**Task**.
Restate each entry word for word, leaving nothing out.

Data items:
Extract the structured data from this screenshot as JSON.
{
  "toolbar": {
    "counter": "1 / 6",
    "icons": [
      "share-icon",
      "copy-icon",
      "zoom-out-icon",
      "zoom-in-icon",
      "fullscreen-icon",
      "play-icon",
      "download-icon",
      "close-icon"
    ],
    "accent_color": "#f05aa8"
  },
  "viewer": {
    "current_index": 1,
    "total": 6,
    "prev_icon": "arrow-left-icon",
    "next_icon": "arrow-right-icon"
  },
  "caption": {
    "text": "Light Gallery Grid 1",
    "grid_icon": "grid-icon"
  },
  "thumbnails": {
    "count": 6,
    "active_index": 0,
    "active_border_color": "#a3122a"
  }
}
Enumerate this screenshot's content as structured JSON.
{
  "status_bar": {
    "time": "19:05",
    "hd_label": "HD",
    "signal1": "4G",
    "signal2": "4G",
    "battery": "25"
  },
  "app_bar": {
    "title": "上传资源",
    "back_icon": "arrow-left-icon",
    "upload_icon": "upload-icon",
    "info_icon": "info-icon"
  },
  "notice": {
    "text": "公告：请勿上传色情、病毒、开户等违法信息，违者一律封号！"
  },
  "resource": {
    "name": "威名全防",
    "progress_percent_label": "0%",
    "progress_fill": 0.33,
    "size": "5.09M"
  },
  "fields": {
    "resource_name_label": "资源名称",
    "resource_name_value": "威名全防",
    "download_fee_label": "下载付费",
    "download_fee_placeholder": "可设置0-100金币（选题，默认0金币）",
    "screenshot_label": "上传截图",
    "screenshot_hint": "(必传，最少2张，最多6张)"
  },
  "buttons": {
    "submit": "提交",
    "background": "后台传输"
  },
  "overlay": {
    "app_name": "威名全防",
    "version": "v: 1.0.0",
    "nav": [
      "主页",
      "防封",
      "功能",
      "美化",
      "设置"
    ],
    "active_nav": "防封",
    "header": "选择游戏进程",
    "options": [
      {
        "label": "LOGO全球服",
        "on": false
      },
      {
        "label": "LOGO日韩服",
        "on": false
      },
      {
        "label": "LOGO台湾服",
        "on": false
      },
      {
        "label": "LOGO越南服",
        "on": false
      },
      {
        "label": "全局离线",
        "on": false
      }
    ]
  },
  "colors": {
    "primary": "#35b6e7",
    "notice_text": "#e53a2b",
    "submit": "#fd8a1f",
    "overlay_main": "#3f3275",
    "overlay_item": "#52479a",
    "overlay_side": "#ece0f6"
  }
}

**Complete answer**.
Extract the structured data from this screenshot as JSON.
{
  "toolbar": {
    "counter": "1 / 6",
    "icons": [
      "share-icon",
      "copy-icon",
      "zoom-out-icon",
      "zoom-in-icon",
      "fullscreen-icon",
      "play-icon",
      "download-icon",
      "close-icon"
    ],
    "accent_color": "#f05aa8"
  },
  "viewer": {
    "current_index": 1,
    "total": 6,
    "prev_icon": "arrow-left-icon",
    "next_icon": "arrow-right-icon"
  },
  "caption": {
    "text": "Light Gallery Grid 1",
    "grid_icon": "grid-icon"
  },
  "thumbnails": {
    "count": 6,
    "active_index": 0,
    "active_border_color": "#a3122a"
  }
}
Enumerate this screenshot's content as structured JSON.
{
  "status_bar": {
    "time": "19:05",
    "hd_label": "HD",
    "signal1": "4G",
    "signal2": "4G",
    "battery": "25"
  },
  "app_bar": {
    "title": "上传资源",
    "back_icon": "arrow-left-icon",
    "upload_icon": "upload-icon",
    "info_icon": "info-icon"
  },
  "notice": {
    "text": "公告：请勿上传色情、病毒、开户等违法信息，违者一律封号！"
  },
  "resource": {
    "name": "威名全防",
    "progress_percent_label": "0%",
    "progress_fill": 0.33,
    "size": "5.09M"
  },
  "fields": {
    "resource_name_label": "资源名称",
    "resource_name_value": "威名全防",
    "download_fee_label": "下载付费",
    "download_fee_placeholder": "可设置0-100金币（选题，默认0金币）",
    "screenshot_label": "上传截图",
    "screenshot_hint": "(必传，最少2张，最多6张)"
  },
  "buttons": {
    "submit": "提交",
    "background": "后台传输"
  },
  "overlay": {
    "app_name": "威名全防",
    "version": "v: 1.0.0",
    "nav": [
      "主页",
      "防封",
      "功能",
      "美化",
      "设置"
    ],
    "active_nav": "防封",
    "header": "选择游戏进程",
    "options": [
      {
        "label": "LOGO全球服",
        "on": false
      },
      {
        "label": "LOGO日韩服",
        "on": false
      },
      {
        "label": "LOGO台湾服",
        "on": false
      },
      {
        "label": "LOGO越南服",
        "on": false
      },
      {
        "label": "全局离线",
        "on": false
      }
    ]
  },
  "colors": {
    "primary": "#35b6e7",
    "notice_text": "#e53a2b",
    "submit": "#fd8a1f",
    "overlay_main": "#3f3275",
    "overlay_item": "#52479a",
    "overlay_side": "#ece0f6"
  }
}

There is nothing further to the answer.